Short problem: Copy each line that holds "الخاص".

Data in this exercise:
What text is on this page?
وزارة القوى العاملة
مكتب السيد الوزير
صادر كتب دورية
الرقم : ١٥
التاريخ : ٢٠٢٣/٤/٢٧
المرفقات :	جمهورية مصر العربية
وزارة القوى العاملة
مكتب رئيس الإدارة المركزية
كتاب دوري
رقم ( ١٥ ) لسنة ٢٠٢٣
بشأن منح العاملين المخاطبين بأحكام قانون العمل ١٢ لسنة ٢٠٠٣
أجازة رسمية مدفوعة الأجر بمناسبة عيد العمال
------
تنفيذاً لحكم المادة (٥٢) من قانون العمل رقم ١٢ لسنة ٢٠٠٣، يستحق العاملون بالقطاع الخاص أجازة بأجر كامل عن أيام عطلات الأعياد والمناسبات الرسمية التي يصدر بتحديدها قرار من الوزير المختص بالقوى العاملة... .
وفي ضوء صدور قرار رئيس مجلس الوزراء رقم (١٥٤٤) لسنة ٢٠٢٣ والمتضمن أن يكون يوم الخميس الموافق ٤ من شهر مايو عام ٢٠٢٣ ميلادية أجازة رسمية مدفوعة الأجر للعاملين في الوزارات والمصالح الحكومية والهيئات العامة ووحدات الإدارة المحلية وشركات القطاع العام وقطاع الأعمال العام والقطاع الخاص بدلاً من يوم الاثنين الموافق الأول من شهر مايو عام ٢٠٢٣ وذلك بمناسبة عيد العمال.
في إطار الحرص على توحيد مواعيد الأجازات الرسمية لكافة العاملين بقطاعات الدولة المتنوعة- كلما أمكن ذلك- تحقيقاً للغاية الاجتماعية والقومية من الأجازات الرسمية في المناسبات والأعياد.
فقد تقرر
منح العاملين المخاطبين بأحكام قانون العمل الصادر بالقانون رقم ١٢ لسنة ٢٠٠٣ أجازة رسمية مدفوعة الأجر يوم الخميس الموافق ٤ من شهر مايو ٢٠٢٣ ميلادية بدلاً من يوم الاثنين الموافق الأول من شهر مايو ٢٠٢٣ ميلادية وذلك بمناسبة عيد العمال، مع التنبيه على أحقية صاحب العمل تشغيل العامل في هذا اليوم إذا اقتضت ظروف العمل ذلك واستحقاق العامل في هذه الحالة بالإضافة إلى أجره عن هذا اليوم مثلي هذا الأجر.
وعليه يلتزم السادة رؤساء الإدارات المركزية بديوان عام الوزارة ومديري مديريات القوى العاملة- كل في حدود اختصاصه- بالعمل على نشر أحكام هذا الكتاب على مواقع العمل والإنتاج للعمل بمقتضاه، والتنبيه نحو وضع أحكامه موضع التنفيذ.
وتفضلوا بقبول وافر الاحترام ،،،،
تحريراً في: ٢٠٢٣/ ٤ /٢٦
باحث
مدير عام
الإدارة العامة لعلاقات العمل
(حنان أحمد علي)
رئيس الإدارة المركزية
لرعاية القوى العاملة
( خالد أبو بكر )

Reply:
تنفيذاً لحكم المادة (٥٢) من قانون العمل رقم ١٢ لسنة ٢٠٠٣، يستحق العاملون بالقطاع الخاص أجازة بأجر كامل عن أيام عطلات الأعياد والمناسبات الرسمية التي يصدر بتحديدها قرار من الوزير المختص بالقوى العاملة... .
وفي ضوء صدور قرار رئيس مجلس الوزراء رقم (١٥٤٤) لسنة ٢٠٢٣ والمتضمن أن يكون يوم الخميس الموافق ٤ من شهر مايو عام ٢٠٢٣ ميلادية أجازة رسمية مدفوعة الأجر للعاملين في الوزارات والمصالح الحكومية والهيئات العامة ووحدات الإدارة المحلية وشركات القطاع العام وقطاع الأعمال العام والقطاع الخاص بدلاً من يوم الاثنين الموافق الأول من شهر مايو عام ٢٠٢٣ وذلك بمناسبة عيد العمال.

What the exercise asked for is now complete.